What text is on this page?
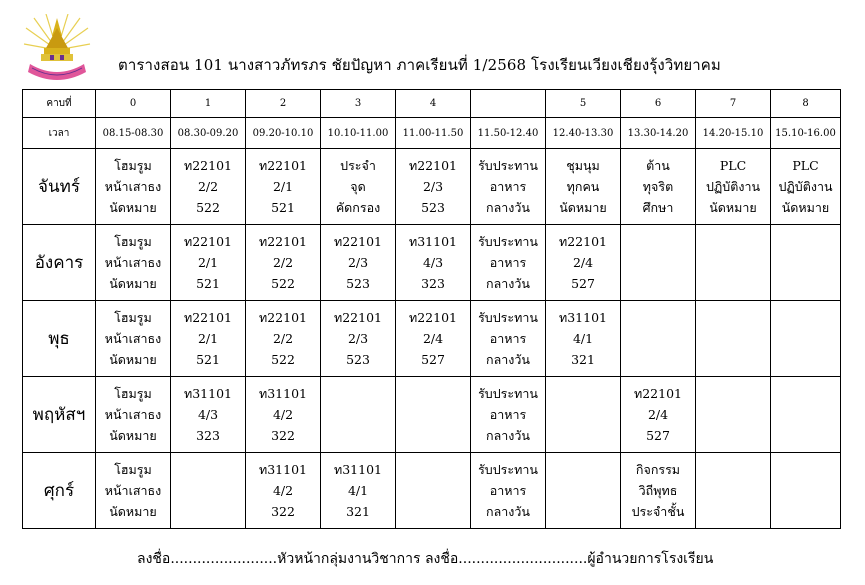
ตารางสอน 101 นางสาวภัทรภร ชัยปัญหา ภาคเรียนที่ 1/2568 โรงเรียนเวียงเชียงรุ้งวิทยาคม
คาบที่	0	1	2	3	4		5	6	7	8
เวลา	08.15-08.30	08.30-09.20	09.20-10.10	10.10-11.00	11.00-11.50	11.50-12.40	12.40-13.30	13.30-14.20	14.20-15.10	15.10-16.00
จันทร์	โฮมรูม
หน้าเสาธง
นัดหมาย	ท22101
2/2
522	ท22101
2/1
521	ประจำ
จุด
คัดกรอง	ท22101
2/3
523	รับประทาน
อาหาร
กลางวัน	ชุมนุม
ทุกคน
นัดหมาย	ต้าน
ทุจริต
ศึกษา	PLC
ปฏิบัติงาน
นัดหมาย	PLC
ปฏิบัติงาน
นัดหมาย

อังคาร	โฮมรูม
หน้าเสาธง
นัดหมาย	ท22101
2/1
521	ท22101
2/2
522	ท22101
2/3
523	ท31101
4/3
323	รับประทาน
อาหาร
กลางวัน	ท22101
2/4
527			

พุธ	โฮมรูม
หน้าเสาธง
นัดหมาย	ท22101
2/1
521	ท22101
2/2
522	ท22101
2/3
523	ท22101
2/4
527	รับประทาน
อาหาร
กลางวัน	ท31101
4/1
321			

พฤหัสฯ	โฮมรูม
หน้าเสาธง
นัดหมาย	ท31101
4/3
323	ท31101
4/2
322			รับประทาน
อาหาร
กลางวัน		ท22101
2/4
527		

ศุกร์	โฮมรูม
หน้าเสาธง
นัดหมาย		ท31101
4/2
322	ท31101
4/1
321		รับประทาน
อาหาร
กลางวัน		กิจกรรม
วิถีพุทธ
ประจำชั้น		

ลงชื่อ........................หัวหน้ากลุ่มงานวิชาการ ลงชื่อ.............................ผู้อำนวยการโรงเรียน
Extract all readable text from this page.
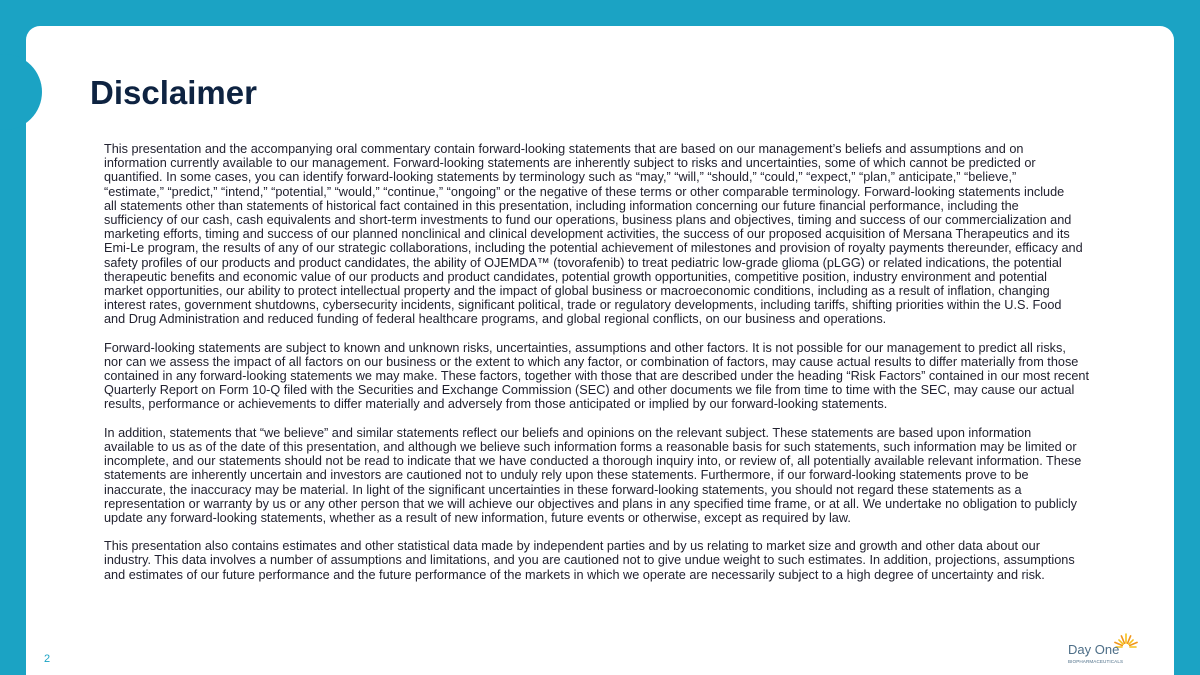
Disclaimer
This presentation and the accompanying oral commentary contain forward-looking statements that are based on our management’s beliefs and assumptions and on
information currently available to our management. Forward-looking statements are inherently subject to risks and uncertainties, some of which cannot be predicted or
quantified. In some cases, you can identify forward-looking statements by terminology such as “may,” “will,” “should,” “could,” “expect,” “plan,” anticipate,” “believe,”
“estimate,” “predict,” “intend,” “potential,” “would,” “continue,” “ongoing” or the negative of these terms or other comparable terminology. Forward-looking statements include
all statements other than statements of historical fact contained in this presentation, including information concerning our future financial performance, including the
sufficiency of our cash, cash equivalents and short-term investments to fund our operations, business plans and objectives, timing and success of our commercialization and
marketing efforts, timing and success of our planned nonclinical and clinical development activities, the success of our proposed acquisition of Mersana Therapeutics and its
Emi-Le program, the results of any of our strategic collaborations, including the potential achievement of milestones and provision of royalty payments thereunder, efficacy and
safety profiles of our products and product candidates, the ability of OJEMDA™ (tovorafenib) to treat pediatric low-grade glioma (pLGG) or related indications, the potential
therapeutic benefits and economic value of our products and product candidates, potential growth opportunities, competitive position, industry environment and potential
market opportunities, our ability to protect intellectual property and the impact of global business or macroeconomic conditions, including as a result of inflation, changing
interest rates, government shutdowns, cybersecurity incidents, significant political, trade or regulatory developments, including tariffs, shifting priorities within the U.S. Food
and Drug Administration and reduced funding of federal healthcare programs, and global regional conflicts, on our business and operations.
Forward-looking statements are subject to known and unknown risks, uncertainties, assumptions and other factors. It is not possible for our management to predict all risks,
nor can we assess the impact of all factors on our business or the extent to which any factor, or combination of factors, may cause actual results to differ materially from those
contained in any forward-looking statements we may make. These factors, together with those that are described under the heading “Risk Factors” contained in our most recent
Quarterly Report on Form 10-Q filed with the Securities and Exchange Commission (SEC) and other documents we file from time to time with the SEC, may cause our actual
results, performance or achievements to differ materially and adversely from those anticipated or implied by our forward-looking statements.
In addition, statements that “we believe” and similar statements reflect our beliefs and opinions on the relevant subject. These statements are based upon information
available to us as of the date of this presentation, and although we believe such information forms a reasonable basis for such statements, such information may be limited or
incomplete, and our statements should not be read to indicate that we have conducted a thorough inquiry into, or review of, all potentially available relevant information. These
statements are inherently uncertain and investors are cautioned not to unduly rely upon these statements. Furthermore, if our forward-looking statements prove to be
inaccurate, the inaccuracy may be material. In light of the significant uncertainties in these forward-looking statements, you should not regard these statements as a
representation or warranty by us or any other person that we will achieve our objectives and plans in any specified time frame, or at all. We undertake no obligation to publicly
update any forward-looking statements, whether as a result of new information, future events or otherwise, except as required by law.
This presentation also contains estimates and other statistical data made by independent parties and by us relating to market size and growth and other data about our
industry. This data involves a number of assumptions and limitations, and you are cautioned not to give undue weight to such estimates. In addition, projections, assumptions
and estimates of our future performance and the future performance of the markets in which we operate are necessarily subject to a high degree of uncertainty and risk.
2
Day One
BIOPHARMACEUTICALS
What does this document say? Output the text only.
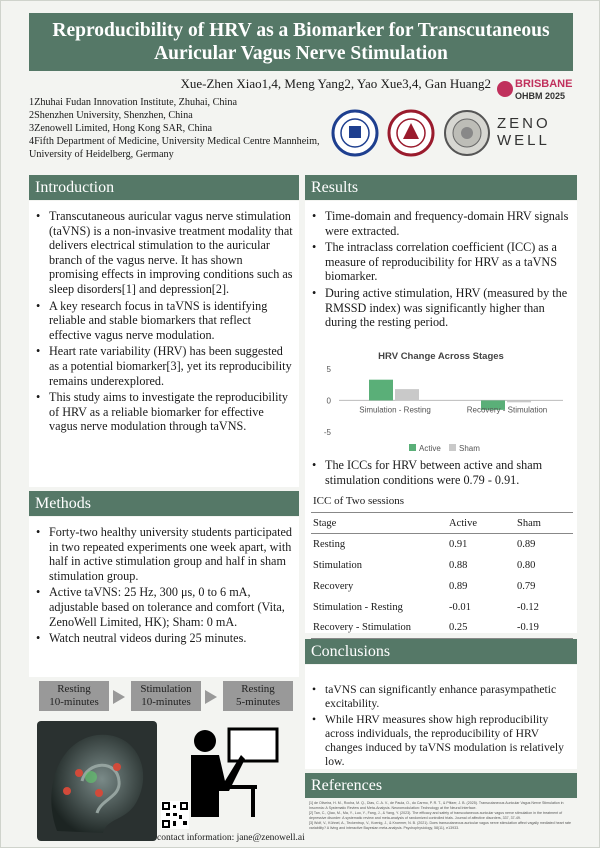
Reproducibility of HRV as a Biomarker for Transcutaneous Auricular Vagus Nerve Stimulation
Xue-Zhen Xiao1,4, Meng Yang2, Yao Xue3,4, Gan Huang2
1Zhuhai Fudan Innovation Institute, Zhuhai, China
2Shenzhen University, Shenzhen, China
3Zenowell Limited, Hong Kong SAR, China
4Fifth Department of Medicine, University Medical Centre Mannheim, University of Heidelberg, Germany
BRISBANE
OHBM 2025
ZENO
WELL
Introduction
• Transcutaneous auricular vagus nerve stimulation (taVNS) is a non-invasive treatment modality that delivers electrical stimulation to the auricular branch of the vagus nerve. It has shown promising effects in improving conditions such as sleep disorders[1] and depression[2].
• A key research focus in taVNS is identifying reliable and stable biomarkers that reflect effective vagus nerve modulation.
• Heart rate variability (HRV) has been suggested as a potential biomarker[3], yet its reproducibility remains underexplored.
• This study aims to investigate the reproducibility of HRV as a reliable biomarker for effective vagus nerve modulation through taVNS.
Methods
• Forty-two healthy university students participated in two repeated experiments one week apart, with half in active stimulation group and half in sham stimulation group.
• Active taVNS: 25 Hz, 300 μs, 0 to 6 mA, adjustable based on tolerance and comfort (Vita, ZenoWell Limited, HK); Sham: 0 mA.
• Watch neutral videos during 25 minutes.
Resting
10-minutes
Stimulation
10-minutes
Resting
5-minutes
contact information: jane@zenowell.ai
Results
• Time-domain and frequency-domain HRV signals were extracted.
• The intraclass correlation coefficient (ICC) as a measure of reproducibility for HRV as a taVNS biomarker.
• During active stimulation, HRV (measured by the RMSSD index) was significantly higher than during the resting period.
HRV Change Across Stages
5
0
-5
Simulation - Resting	Recovery - Stimulation
Active Sham
• The ICCs for HRV between active and sham stimulation conditions were 0.79 - 0.91.
ICC of Two sessions
Stage	Active	Sham
Resting	0.91	0.89
Stimulation	0.88	0.80
Recovery	0.89	0.79
Stimulation - Resting	-0.01	-0.12
Recovery - Stimulation	0.25	-0.19
Conclusions
• taVNS can significantly enhance parasympathetic excitability.
• While HRV measures show high reproducibility across individuals, the reproducibility of HRV changes induced by taVNS modulation is relatively low.
References
[1] de Oliveira, H. M., Rocha, M. Q., Dias, C. A. V., de Paula, O., do Carmo, P. R. T., & Pfitzer, J. B. (2025). Transcutaneous Auricular Vagus Nerve Stimulation in Insomnia: A Systematic Review and Meta-Analysis. Neuromodulation: Technology at the Neural Interface.
[2] Tan, C., Qiao, M., Ma, Y., Luo, Y., Fang, J., & Yang, Y. (2023). The efficacy and safety of transcutaneous auricular vagus nerve stimulation in the treatment of depressive disorder: A systematic review and meta-analysis of randomized controlled trials. Journal of affective disorders, 337, 37-49.
[3] Wolf, V., Kühnel, A., Teckentrup, V., Koenig, J., & Kroemer, N. B. (2021). Does transcutaneous auricular vagus nerve stimulation affect vagally mediated heart rate variability? A living and interactive Bayesian meta-analysis. Psychophysiology, 58(11), e13933.
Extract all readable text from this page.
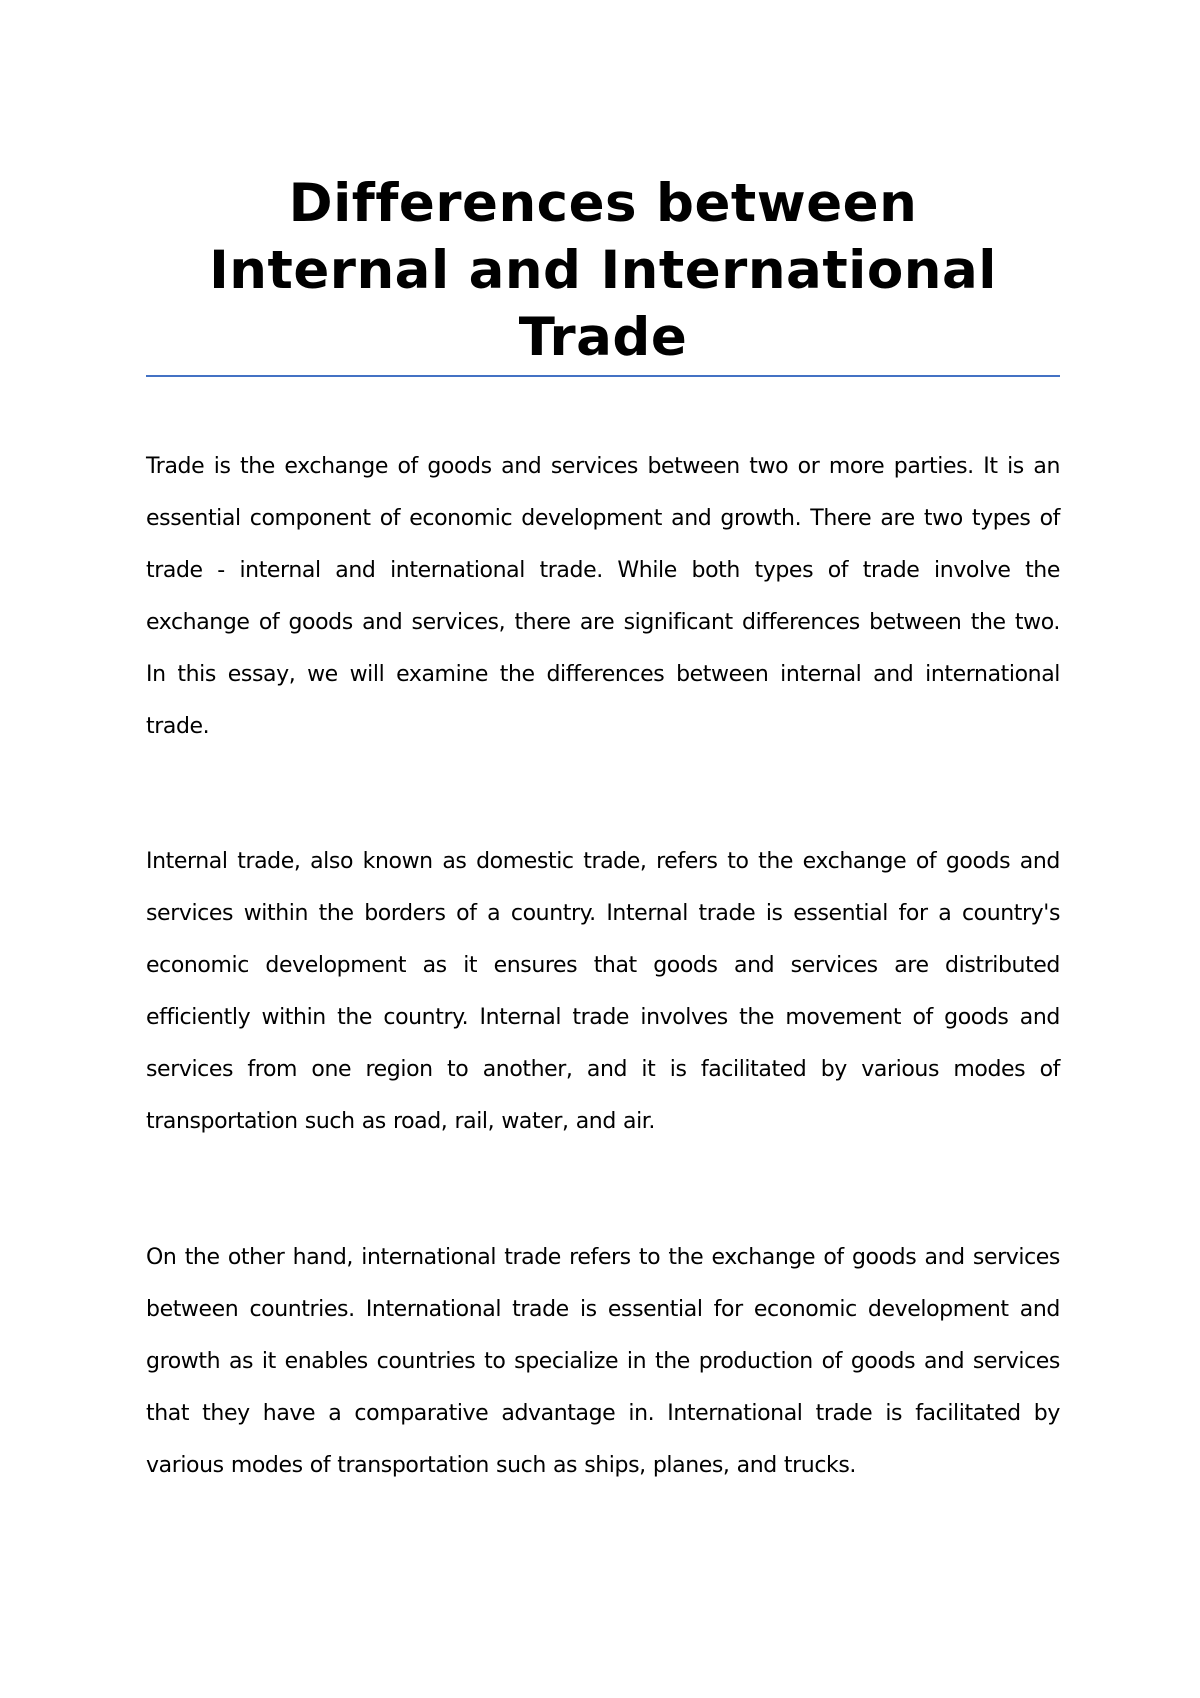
Differences between
Internal and International
Trade

Trade is the exchange of goods and services between two or more parties. It is an essential component of economic development and growth. There are two types of trade - internal and international trade. While both types of trade involve the exchange of goods and services, there are significant differences between the two. In this essay, we will examine the differences between internal and international trade.

Internal trade, also known as domestic trade, refers to the exchange of goods and services within the borders of a country. Internal trade is essential for a country's economic development as it ensures that goods and services are distributed efficiently within the country. Internal trade involves the movement of goods and services from one region to another, and it is facilitated by various modes of transportation such as road, rail, water, and air.

On the other hand, international trade refers to the exchange of goods and services between countries. International trade is essential for economic development and growth as it enables countries to specialize in the production of goods and services that they have a comparative advantage in. International trade is facilitated by various modes of transportation such as ships, planes, and trucks.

▶ [TASK OBJECTIVE]: For the records above, state how many lines include the string "success", giving the number and nothing else.

▶ [RESPONSE TO THIS EXERCISE]: 2